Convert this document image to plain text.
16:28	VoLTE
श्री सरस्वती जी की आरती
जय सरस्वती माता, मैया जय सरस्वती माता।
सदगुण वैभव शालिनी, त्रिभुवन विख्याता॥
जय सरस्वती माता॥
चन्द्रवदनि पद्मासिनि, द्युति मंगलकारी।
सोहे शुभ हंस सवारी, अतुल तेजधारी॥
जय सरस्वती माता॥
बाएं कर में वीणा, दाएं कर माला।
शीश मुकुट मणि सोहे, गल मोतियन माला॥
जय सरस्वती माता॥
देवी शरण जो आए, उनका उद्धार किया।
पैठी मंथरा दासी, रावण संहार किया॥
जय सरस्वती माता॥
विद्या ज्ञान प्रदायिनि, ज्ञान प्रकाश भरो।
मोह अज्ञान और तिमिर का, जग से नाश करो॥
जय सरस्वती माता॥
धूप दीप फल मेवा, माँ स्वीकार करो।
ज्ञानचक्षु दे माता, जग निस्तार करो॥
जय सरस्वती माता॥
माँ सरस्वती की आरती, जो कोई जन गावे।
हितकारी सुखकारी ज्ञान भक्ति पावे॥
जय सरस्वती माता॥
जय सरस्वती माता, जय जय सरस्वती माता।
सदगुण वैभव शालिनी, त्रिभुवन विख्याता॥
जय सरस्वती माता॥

SHORT TASK
Extract the complete listing verbatim.

RESULT
Convert this document image to plain text.
16:28	VoLTE
श्री सरस्वती जी की आरती
जय सरस्वती माता, मैया जय सरस्वती माता।
सदगुण वैभव शालिनी, त्रिभुवन विख्याता॥
जय सरस्वती माता॥
चन्द्रवदनि पद्मासिनि, द्युति मंगलकारी।
सोहे शुभ हंस सवारी, अतुल तेजधारी॥
जय सरस्वती माता॥
बाएं कर में वीणा, दाएं कर माला।
शीश मुकुट मणि सोहे, गल मोतियन माला॥
जय सरस्वती माता॥
देवी शरण जो आए, उनका उद्धार किया।
पैठी मंथरा दासी, रावण संहार किया॥
जय सरस्वती माता॥
विद्या ज्ञान प्रदायिनि, ज्ञान प्रकाश भरो।
मोह अज्ञान और तिमिर का, जग से नाश करो॥
जय सरस्वती माता॥
धूप दीप फल मेवा, माँ स्वीकार करो।
ज्ञानचक्षु दे माता, जग निस्तार करो॥
जय सरस्वती माता॥
माँ सरस्वती की आरती, जो कोई जन गावे।
हितकारी सुखकारी ज्ञान भक्ति पावे॥
जय सरस्वती माता॥
जय सरस्वती माता, जय जय सरस्वती माता।
सदगुण वैभव शालिनी, त्रिभुवन विख्याता॥
जय सरस्वती माता॥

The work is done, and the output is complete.